§ Description of the task: Search the listing below for the string "Gerri" and copy every line where it occurs.

---------- Dataset rows ----------

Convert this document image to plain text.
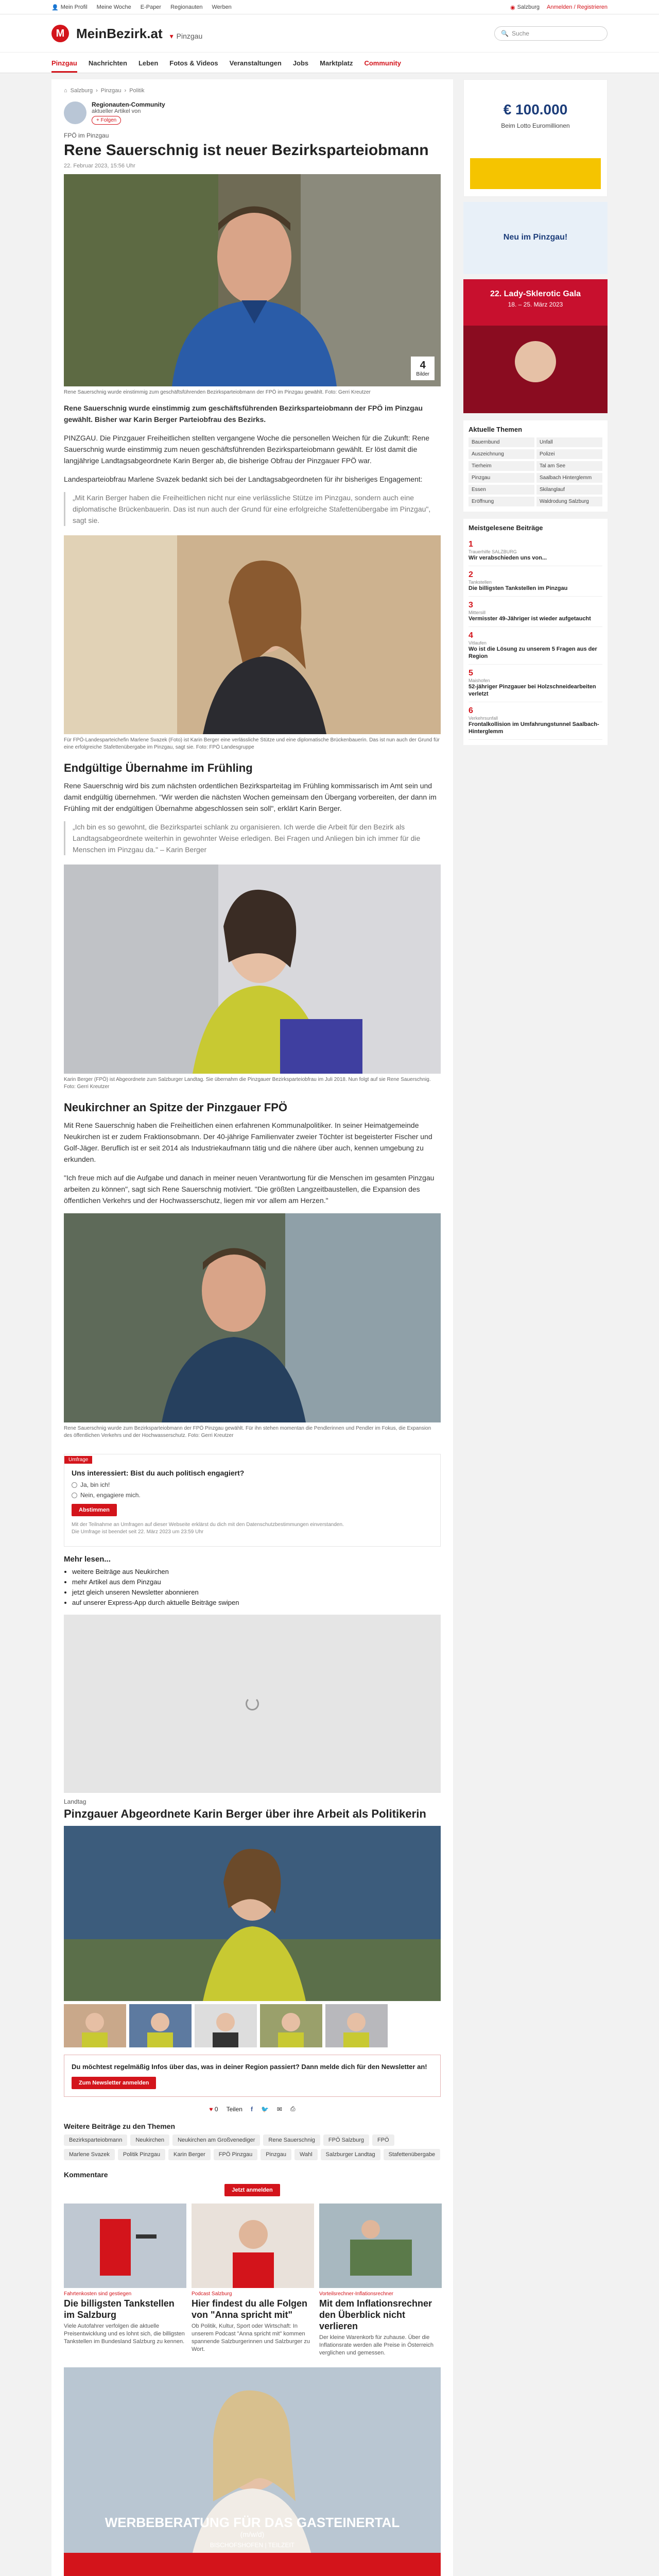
👤 Mein Profil Meine Woche E-Paper Regionauten Werben	◉ Salzburg Anmelden / Registrieren
M MeinBezirk.at ▾ Pinzgau	🔍 Suche
Pinzgau Nachrichten Leben Fotos & Videos Veranstaltungen Jobs Marktplatz Community
⌂ Salzburg › Pinzgau › Politik
Regionauten-Community
aktueller Artikel von
+ Folgen
FPÖ im Pinzgau
Rene Sauerschnig ist neuer Bezirksparteiobmann
22. Februar 2023, 15:56 Uhr
4
Bilder
Rene Sauerschnig wurde einstimmig zum geschäftsführenden Bezirksparteiobmann der FPÖ im Pinzgau gewählt. Foto: Gerri Kreutzer

Rene Sauerschnig wurde einstimmig zum geschäftsführenden Bezirksparteiobmann der FPÖ im Pinzgau gewählt. Bisher war Karin Berger Parteiobfrau des Bezirks.

PINZGAU. Die Pinzgauer Freiheitlichen stellten vergangene Woche die personellen Weichen für die Zukunft: Rene Sauerschnig wurde einstimmig zum neuen geschäftsführenden Bezirksparteiobmann gewählt. Er löst damit die langjährige Landtagsabgeordnete Karin Berger ab, die bisherige Obfrau der Pinzgauer FPÖ war.

Landesparteiobfrau Marlene Svazek bedankt sich bei der Landtagsabgeordneten für ihr bisheriges Engagement:

„Mit Karin Berger haben die Freiheitlichen nicht nur eine verlässliche Stütze im Pinzgau, sondern auch eine diplomatische Brückenbauerin. Das ist nun auch der Grund für eine erfolgreiche Stafettenübergabe im Pinzgau", sagt sie.
Für FPÖ-Landesparteichefin Marlene Svazek (Foto) ist Karin Berger eine verlässliche Stütze und eine diplomatische Brückenbauerin. Das ist nun auch der Grund für eine erfolgreiche Stafettenübergabe im Pinzgau, sagt sie. Foto: FPÖ Landesgruppe
Endgültige Übernahme im Frühling

Rene Sauerschnig wird bis zum nächsten ordentlichen Bezirksparteitag im Frühling kommissarisch im Amt sein und damit endgültig übernehmen. "Wir werden die nächsten Wochen gemeinsam den Übergang vorbereiten, der dann im Frühling mit der endgültigen Übernahme abgeschlossen sein soll", erklärt Karin Berger.

„Ich bin es so gewohnt, die Bezirkspartei schlank zu organisieren. Ich werde die Arbeit für den Bezirk als Landtagsabgeordnete weiterhin in gewohnter Weise erledigen. Bei Fragen und Anliegen bin ich immer für die Menschen im Pinzgau da." – Karin Berger
Karin Berger (FPÖ) ist Abgeordnete zum Salzburger Landtag. Sie übernahm die Pinzgauer Bezirksparteiobfrau im Juli 2018. Nun folgt auf sie Rene Sauerschnig. Foto: Gerri Kreutzer
Neukirchner an Spitze der Pinzgauer FPÖ

Mit Rene Sauerschnig haben die Freiheitlichen einen erfahrenen Kommunalpolitiker. In seiner Heimatgemeinde Neukirchen ist er zudem Fraktionsobmann. Der 40-jährige Familienvater zweier Töchter ist begeisterter Fischer und Golf-Jäger. Beruflich ist er seit 2014 als Industriekaufmann tätig und die nähere über auch, kennen umgebung zu erkunden.

"Ich freue mich auf die Aufgabe und danach in meiner neuen Verantwortung für die Menschen im gesamten Pinzgau arbeiten zu können", sagt sich Rene Sauerschnig motiviert. "Die größten Langzeitbaustellen, die Expansion des öffentlichen Verkehrs und der Hochwasserschutz, liegen mir vor allem am Herzen."

Rene Sauerschnig wurde zum Bezirksparteiobmann der FPÖ Pinzgau gewählt. Für ihn stehen momentan die Pendlerinnen und Pendler im Fokus, die Expansion des öffentlichen Verkehrs und der Hochwasserschutz. Foto: Gerri Kreutzer
Umfrage
Uns interessiert: Bist du auch politisch engagiert?
Ja, bin ich!
Nein, engagiere mich.
Abstimmen
Mit der Teilnahme an Umfragen auf dieser Webseite erklärst du dich mit den Datenschutzbestimmungen einverstanden.
Die Umfrage ist beendet seit 22. März 2023 um 23:59 Uhr
Mehr lesen...
• weitere Beiträge aus Neukirchen
• mehr Artikel aus dem Pinzgau
• jetzt gleich unseren Newsletter abonnieren
• auf unserer Express-App durch aktuelle Beiträge swipen
Landtag
Pinzgauer Abgeordnete Karin Berger über ihre Arbeit als Politikerin
Du möchtest regelmäßig Infos über das, was in deiner Region passiert? Dann melde dich für den Newsletter an!
Zum Newsletter anmelden
♥ 0 Teilen f 🐦 ✉ ⎙
Weitere Beiträge zu den Themen
Bezirksparteiobmann	Neukirchen	Neukirchen am Großvenediger	Rene Sauerschnig	FPÖ Salzburg	FPÖ
Marlene Svazek	Politik Pinzgau	Karin Berger	FPÖ Pinzgau	Pinzgau	Wahl	Salzburger Landtag	Stafettenübergabe
Kommentare
Jetzt anmelden
Fahrtenkosten sind gestiegen
Die billigsten Tankstellen im Salzburg

Viele Autofahrer verfolgen die aktuelle Preisentwicklung und es lohnt sich, die billigsten Tankstellen im Bundesland Salzburg zu kennen.

Podcast Salzburg
Hier findest du alle Folgen von "Anna spricht mit"

Ob Politik, Kultur, Sport oder Wirtschaft: In unserem Podcast "Anna spricht mit" kommen spannende Salzburgerinnen und Salzburger zu Wort.

Vorteilsrechner-Inflationsrechner
Mit dem Inflationsrechner den Überblick nicht verlieren

Der kleine Warenkorb für zuhause. Über die Inflationsrate werden alle Preise in Österreich verglichen und gemessen.

WERBEBERATUNG FÜR DAS GASTEINERTAL
(m/w/d)
BISCHOFSHOFEN | TEILZEIT
€ 100.000
Beim Lotto Euromillionen
Neu im Pinzgau!
22. Lady-Sklerotic Gala
18. – 25. März 2023
Aktuelle Themen
Bauernbund	Unfall
Auszeichnung	Polizei
Tierheim	Tal am See
Pinzgau	Saalbach Hinterglemm
Essen	Skilanglauf
Eröffnung	Waldrodung Salzburg
Meistgelesene Beiträge
1
Trauerhilfe SALZBURG
Wir verabschieden uns von...
2
Tankstellen
Die billigsten Tankstellen im Pinzgau
3
Mittersill
Vermisster 49-Jähriger ist wieder aufgetaucht
4
Vitlaufen
Wo ist die Lösung zu unserem 5 Fragen aus der Region
5
Maishofen
52-jähriger Pinzgauer bei Holzschneidearbeiten verletzt
6
Verkehrsunfall
Frontalkollision im Umfahrungstunnel Saalbach-Hinterglemm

----------

§ In response:
Rene Sauerschnig wurde einstimmig zum geschäftsführenden Bezirksparteiobmann der FPÖ im Pinzgau gewählt. Foto: Gerri Kreutzer
Karin Berger (FPÖ) ist Abgeordnete zum Salzburger Landtag. Sie übernahm die Pinzgauer Bezirksparteiobfrau im Juli 2018. Nun folgt auf sie Rene Sauerschnig. Foto: Gerri Kreutzer
Rene Sauerschnig wurde zum Bezirksparteiobmann der FPÖ Pinzgau gewählt. Für ihn stehen momentan die Pendlerinnen und Pendler im Fokus, die Expansion des öffentlichen Verkehrs und der Hochwasserschutz. Foto: Gerri Kreutzer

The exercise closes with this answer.